Goal:
From the listing below, extract each line containing the string "circuit".

Recorded data:
▼
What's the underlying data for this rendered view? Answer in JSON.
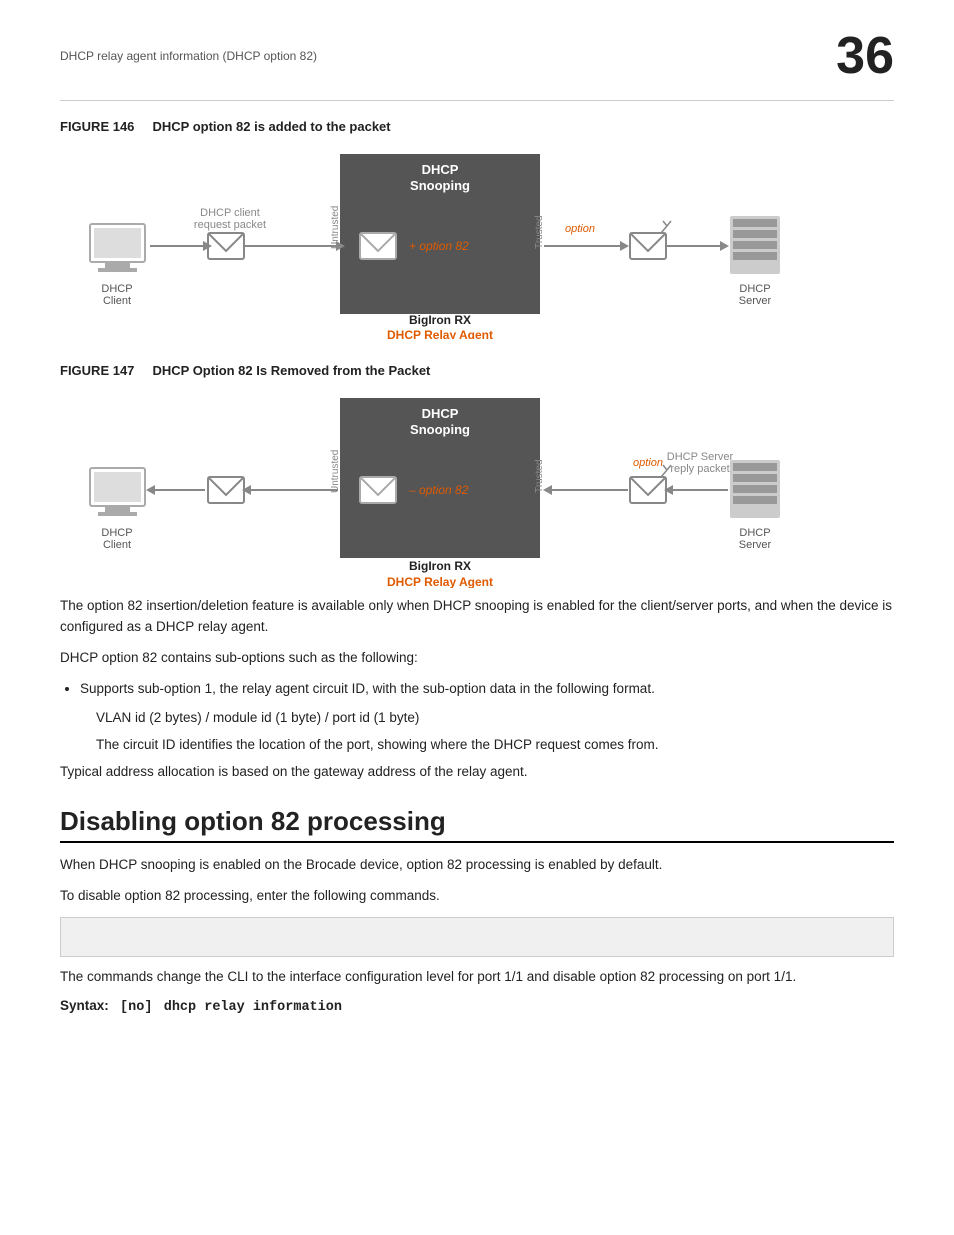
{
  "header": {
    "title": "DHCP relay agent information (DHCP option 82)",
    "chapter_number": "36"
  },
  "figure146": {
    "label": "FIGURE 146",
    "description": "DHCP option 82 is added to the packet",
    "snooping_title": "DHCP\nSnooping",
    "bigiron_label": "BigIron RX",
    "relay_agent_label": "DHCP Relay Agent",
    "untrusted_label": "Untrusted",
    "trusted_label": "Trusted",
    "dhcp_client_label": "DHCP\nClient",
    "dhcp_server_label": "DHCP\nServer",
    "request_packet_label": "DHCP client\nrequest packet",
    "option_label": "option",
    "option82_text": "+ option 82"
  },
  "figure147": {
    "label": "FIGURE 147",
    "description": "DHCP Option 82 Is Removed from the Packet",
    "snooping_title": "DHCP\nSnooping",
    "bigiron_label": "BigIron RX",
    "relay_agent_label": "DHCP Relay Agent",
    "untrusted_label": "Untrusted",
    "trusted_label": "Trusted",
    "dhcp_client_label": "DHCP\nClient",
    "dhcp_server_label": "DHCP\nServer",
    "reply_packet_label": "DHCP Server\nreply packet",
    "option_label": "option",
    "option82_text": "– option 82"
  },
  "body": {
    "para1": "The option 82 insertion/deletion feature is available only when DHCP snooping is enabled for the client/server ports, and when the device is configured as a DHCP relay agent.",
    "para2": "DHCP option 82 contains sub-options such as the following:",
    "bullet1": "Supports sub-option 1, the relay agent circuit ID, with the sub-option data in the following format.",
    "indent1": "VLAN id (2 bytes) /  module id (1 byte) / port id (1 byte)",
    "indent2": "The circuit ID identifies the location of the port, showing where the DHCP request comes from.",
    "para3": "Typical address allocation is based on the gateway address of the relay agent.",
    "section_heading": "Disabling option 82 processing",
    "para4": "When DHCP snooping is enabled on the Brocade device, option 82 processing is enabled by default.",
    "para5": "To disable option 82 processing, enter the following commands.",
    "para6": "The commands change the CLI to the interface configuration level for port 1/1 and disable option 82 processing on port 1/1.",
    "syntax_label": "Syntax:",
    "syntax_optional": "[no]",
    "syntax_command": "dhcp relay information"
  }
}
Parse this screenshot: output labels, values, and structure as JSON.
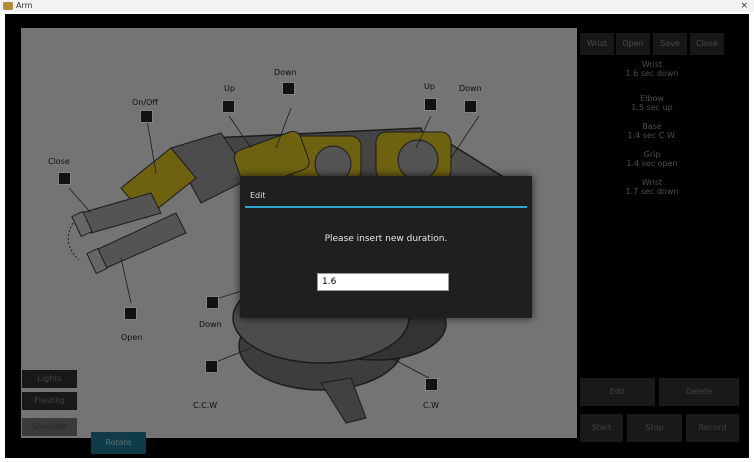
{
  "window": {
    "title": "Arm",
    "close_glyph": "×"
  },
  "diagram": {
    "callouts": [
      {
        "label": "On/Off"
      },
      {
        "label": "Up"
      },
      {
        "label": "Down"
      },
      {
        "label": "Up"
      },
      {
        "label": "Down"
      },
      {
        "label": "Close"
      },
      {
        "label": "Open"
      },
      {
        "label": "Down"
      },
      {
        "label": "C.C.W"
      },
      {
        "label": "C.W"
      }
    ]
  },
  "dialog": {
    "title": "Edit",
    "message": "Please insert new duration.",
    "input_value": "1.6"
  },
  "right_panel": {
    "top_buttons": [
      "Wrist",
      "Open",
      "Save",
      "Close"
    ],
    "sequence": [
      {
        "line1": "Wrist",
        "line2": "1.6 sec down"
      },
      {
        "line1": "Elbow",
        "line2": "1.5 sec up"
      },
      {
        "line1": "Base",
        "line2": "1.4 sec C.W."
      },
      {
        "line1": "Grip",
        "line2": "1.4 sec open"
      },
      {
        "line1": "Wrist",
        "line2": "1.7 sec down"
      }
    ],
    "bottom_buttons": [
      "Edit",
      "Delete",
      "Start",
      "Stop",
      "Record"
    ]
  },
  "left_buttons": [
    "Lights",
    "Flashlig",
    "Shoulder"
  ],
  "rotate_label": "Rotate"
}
▲
▼
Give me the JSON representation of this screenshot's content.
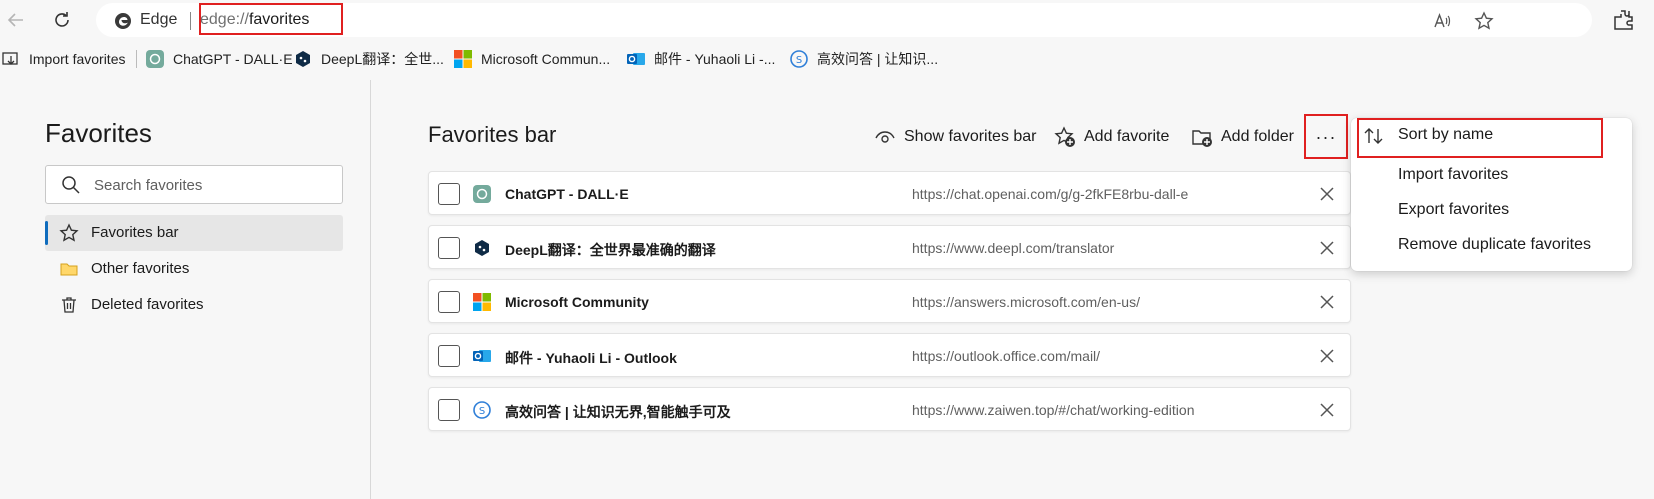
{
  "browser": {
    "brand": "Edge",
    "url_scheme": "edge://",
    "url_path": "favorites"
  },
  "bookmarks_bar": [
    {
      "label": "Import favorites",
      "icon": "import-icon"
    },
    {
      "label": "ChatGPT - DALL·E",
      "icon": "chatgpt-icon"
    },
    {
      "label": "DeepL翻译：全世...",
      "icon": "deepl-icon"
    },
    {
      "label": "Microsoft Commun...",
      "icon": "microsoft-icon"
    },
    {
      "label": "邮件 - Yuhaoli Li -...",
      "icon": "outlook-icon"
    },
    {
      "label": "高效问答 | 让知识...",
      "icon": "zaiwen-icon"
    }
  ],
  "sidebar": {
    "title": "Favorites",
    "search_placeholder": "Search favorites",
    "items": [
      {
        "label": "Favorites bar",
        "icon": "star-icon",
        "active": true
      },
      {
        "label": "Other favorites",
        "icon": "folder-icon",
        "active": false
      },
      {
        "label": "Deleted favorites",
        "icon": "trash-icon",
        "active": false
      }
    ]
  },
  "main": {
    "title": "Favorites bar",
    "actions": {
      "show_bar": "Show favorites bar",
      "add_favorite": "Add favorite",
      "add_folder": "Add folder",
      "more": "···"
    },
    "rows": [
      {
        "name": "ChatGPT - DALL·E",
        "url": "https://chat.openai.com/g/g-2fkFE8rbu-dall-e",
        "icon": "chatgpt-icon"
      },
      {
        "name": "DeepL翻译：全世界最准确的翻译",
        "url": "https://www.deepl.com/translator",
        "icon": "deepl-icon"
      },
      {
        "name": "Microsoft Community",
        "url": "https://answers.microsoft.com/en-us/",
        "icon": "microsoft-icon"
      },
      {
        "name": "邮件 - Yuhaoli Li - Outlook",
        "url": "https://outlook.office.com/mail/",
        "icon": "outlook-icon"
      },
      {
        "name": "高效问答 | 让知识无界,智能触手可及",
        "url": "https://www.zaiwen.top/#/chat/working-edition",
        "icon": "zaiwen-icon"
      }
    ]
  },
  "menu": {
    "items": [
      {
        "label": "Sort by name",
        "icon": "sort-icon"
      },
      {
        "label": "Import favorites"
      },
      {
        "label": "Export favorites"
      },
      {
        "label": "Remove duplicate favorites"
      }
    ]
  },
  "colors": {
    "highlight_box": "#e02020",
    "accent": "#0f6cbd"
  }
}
▲
▼
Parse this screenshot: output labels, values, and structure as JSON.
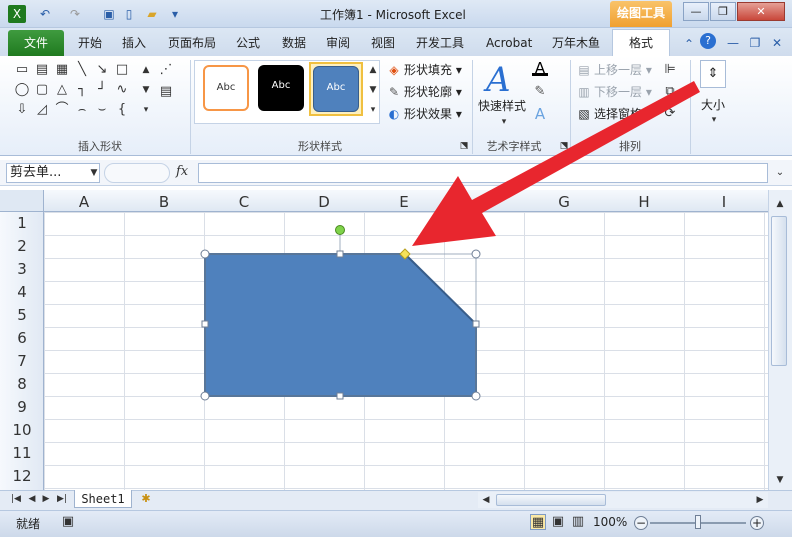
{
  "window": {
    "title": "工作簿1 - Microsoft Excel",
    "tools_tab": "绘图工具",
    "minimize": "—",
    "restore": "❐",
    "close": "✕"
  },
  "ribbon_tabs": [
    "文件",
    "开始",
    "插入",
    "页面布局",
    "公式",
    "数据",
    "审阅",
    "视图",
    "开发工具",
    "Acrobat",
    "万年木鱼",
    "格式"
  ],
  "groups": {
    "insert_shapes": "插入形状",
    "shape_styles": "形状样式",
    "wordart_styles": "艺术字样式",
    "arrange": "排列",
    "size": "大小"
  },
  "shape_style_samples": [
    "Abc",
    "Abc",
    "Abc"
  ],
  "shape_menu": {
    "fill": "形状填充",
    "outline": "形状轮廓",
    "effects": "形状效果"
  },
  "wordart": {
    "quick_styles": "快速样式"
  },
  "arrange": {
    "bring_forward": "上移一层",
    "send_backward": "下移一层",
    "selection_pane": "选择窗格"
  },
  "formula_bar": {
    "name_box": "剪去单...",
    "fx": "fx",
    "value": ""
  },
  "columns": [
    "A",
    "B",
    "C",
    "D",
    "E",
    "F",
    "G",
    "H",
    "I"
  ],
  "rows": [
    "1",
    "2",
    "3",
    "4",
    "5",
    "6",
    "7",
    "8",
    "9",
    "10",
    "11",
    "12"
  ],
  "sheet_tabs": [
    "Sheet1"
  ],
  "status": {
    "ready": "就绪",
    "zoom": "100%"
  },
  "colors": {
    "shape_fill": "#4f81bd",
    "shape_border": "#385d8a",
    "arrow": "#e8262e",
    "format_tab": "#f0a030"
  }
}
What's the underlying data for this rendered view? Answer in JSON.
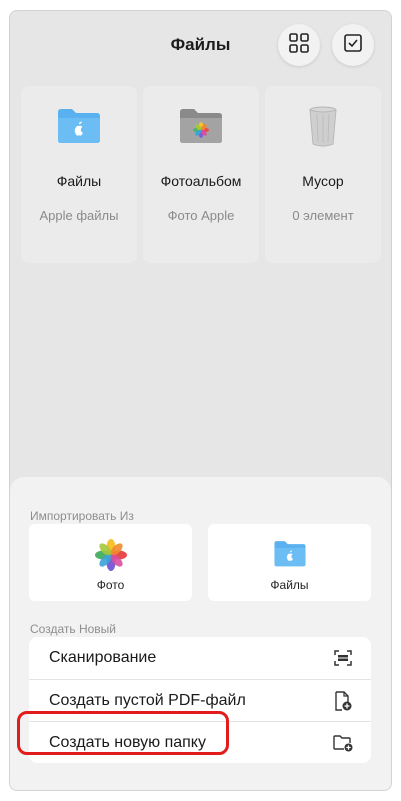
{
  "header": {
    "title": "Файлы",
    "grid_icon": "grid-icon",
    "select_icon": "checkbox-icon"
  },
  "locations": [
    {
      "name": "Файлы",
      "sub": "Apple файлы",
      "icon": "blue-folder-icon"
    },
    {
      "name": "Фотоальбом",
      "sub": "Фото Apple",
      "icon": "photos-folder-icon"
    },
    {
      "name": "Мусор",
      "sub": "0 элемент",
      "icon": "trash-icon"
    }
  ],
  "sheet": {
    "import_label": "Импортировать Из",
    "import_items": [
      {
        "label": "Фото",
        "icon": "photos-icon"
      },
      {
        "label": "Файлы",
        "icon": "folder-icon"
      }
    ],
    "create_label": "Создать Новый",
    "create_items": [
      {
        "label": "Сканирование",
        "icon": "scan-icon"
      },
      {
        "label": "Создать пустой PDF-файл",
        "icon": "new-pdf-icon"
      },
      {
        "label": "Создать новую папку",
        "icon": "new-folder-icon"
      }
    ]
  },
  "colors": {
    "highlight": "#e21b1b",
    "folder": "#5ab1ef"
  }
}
▲
Full answer:
    "bullet1": "Supports sub-option 1, the relay agent circuit ID, with the sub-option data in the following format.",
    "indent2": "The circuit ID identifies the location of the port, showing where the DHCP request comes from.",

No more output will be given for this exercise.